--- START Record extracts ---
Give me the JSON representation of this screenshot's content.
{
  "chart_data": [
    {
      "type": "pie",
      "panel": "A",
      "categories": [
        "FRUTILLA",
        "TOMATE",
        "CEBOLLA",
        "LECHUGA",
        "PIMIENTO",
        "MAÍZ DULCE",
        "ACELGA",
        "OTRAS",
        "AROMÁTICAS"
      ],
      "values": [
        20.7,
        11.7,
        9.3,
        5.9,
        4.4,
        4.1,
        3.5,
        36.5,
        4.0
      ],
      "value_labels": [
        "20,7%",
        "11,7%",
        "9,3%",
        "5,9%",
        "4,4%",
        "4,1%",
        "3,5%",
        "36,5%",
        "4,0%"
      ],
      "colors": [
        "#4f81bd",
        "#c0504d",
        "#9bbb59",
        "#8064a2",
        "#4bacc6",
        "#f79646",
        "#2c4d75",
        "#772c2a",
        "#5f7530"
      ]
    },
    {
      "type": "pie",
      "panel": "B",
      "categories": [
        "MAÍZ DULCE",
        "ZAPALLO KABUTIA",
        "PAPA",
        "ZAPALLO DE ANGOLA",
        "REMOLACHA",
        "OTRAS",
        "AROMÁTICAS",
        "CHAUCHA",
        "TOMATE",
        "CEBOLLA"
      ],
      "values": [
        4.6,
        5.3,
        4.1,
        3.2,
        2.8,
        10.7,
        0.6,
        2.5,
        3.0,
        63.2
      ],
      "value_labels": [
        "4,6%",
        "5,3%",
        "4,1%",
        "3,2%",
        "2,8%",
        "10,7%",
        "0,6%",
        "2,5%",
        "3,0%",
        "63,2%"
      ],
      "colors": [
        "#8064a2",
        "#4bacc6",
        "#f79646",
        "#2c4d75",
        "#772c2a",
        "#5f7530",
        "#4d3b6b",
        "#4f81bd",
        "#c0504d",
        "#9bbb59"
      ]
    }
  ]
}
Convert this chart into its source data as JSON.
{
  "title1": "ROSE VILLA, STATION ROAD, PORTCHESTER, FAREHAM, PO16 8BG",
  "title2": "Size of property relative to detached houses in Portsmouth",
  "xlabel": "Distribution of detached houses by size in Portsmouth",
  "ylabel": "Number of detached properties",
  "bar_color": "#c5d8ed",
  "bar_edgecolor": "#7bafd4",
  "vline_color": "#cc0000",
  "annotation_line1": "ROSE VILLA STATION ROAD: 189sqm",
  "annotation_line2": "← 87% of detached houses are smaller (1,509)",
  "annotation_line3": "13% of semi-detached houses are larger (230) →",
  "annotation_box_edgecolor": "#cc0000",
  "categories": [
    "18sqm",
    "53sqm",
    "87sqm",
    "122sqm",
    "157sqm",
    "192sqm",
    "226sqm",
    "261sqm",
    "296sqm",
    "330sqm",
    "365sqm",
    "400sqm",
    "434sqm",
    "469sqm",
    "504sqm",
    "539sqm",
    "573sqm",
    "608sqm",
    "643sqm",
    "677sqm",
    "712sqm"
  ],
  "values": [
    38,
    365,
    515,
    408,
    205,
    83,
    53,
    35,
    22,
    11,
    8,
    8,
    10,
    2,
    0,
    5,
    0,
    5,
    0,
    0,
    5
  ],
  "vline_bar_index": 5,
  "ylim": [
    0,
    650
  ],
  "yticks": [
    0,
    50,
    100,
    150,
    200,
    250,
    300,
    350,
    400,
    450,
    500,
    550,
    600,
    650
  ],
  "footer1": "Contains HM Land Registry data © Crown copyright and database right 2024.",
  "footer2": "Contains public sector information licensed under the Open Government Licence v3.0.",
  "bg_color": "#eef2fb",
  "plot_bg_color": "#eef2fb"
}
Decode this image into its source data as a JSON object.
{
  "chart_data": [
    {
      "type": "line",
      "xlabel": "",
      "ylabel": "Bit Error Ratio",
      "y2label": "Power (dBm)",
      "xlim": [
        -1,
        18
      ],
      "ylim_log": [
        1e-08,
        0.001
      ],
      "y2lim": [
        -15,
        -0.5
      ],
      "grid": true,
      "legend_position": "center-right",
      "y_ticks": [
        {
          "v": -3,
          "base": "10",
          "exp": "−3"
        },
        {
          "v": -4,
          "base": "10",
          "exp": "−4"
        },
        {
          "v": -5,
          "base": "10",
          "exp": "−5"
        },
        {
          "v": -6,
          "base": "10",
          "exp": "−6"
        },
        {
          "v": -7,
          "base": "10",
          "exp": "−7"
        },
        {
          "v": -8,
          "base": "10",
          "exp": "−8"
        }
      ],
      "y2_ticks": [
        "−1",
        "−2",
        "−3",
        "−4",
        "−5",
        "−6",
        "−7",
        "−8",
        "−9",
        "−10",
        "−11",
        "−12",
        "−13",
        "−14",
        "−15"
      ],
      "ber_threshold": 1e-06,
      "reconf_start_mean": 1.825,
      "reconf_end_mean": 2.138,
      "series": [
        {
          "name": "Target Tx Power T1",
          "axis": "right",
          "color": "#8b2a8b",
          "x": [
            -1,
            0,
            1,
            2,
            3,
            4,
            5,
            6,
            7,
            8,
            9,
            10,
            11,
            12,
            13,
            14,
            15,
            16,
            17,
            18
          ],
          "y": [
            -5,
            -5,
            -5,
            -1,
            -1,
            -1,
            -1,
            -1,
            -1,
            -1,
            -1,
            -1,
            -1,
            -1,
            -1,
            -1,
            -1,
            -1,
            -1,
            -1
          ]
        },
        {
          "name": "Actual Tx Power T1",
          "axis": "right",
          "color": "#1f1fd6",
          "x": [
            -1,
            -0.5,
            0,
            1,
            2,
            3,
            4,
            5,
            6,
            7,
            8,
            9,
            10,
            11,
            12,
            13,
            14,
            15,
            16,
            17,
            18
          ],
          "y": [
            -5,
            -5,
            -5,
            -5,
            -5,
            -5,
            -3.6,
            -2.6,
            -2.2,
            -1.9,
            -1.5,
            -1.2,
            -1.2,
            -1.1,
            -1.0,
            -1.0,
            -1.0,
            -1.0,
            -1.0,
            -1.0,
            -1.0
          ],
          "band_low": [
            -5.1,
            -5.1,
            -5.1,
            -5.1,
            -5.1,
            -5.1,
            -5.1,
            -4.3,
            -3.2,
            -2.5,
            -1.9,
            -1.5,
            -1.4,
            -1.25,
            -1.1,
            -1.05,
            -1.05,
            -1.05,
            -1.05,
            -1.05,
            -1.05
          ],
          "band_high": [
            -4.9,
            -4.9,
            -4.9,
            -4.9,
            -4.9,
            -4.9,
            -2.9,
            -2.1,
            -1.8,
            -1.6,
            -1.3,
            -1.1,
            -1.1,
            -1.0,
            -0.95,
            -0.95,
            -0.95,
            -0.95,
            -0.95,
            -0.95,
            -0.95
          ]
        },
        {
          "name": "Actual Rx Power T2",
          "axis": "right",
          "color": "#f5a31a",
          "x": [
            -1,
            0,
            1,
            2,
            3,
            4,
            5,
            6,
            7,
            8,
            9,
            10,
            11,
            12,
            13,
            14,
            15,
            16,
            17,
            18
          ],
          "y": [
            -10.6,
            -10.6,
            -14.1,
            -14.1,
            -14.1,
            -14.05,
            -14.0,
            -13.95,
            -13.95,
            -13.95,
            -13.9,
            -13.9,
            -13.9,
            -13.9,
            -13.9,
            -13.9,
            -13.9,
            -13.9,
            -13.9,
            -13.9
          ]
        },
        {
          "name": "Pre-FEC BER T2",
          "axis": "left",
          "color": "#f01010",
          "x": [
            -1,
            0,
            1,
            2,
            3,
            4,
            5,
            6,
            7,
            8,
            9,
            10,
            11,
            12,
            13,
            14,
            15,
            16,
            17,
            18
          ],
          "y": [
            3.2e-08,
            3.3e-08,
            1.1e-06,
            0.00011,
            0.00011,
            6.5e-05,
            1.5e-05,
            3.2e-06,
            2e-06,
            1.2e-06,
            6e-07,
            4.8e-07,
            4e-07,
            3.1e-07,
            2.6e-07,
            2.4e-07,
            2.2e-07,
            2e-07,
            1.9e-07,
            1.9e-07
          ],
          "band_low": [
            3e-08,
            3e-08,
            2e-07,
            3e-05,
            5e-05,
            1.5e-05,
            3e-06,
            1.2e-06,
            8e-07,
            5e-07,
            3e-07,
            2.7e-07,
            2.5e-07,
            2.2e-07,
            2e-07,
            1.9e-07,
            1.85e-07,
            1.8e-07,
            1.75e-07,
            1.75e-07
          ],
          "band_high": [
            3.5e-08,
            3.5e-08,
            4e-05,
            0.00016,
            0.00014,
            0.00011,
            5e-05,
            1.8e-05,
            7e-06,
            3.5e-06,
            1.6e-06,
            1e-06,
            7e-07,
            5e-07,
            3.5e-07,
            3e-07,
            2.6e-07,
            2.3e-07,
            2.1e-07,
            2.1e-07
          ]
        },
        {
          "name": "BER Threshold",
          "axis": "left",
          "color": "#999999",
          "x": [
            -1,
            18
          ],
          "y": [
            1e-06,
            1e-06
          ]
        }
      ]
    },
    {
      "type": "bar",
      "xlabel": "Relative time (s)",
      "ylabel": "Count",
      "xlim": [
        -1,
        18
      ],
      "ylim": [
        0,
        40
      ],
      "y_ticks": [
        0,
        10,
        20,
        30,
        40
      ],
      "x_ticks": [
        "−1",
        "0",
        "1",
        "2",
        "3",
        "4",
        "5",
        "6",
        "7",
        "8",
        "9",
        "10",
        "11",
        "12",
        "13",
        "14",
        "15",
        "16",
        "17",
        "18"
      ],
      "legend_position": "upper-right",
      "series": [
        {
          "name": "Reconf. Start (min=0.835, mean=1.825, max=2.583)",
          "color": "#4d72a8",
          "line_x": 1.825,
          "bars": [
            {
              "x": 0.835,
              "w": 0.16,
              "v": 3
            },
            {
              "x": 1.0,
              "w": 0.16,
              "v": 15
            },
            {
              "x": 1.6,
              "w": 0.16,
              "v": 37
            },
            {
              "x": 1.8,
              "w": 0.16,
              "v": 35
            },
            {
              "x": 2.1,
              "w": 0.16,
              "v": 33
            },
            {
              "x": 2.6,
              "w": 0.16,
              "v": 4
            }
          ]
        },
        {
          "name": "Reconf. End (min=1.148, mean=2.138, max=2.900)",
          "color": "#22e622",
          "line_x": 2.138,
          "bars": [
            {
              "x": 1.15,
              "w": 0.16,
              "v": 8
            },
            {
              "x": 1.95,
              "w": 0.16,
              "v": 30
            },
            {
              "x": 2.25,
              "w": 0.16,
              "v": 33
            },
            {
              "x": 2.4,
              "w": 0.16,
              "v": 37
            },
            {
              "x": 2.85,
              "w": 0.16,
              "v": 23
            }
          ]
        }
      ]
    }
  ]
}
--- END Record extracts ---
Determine how many lines of the material include the string "Contains". Output only that count.

2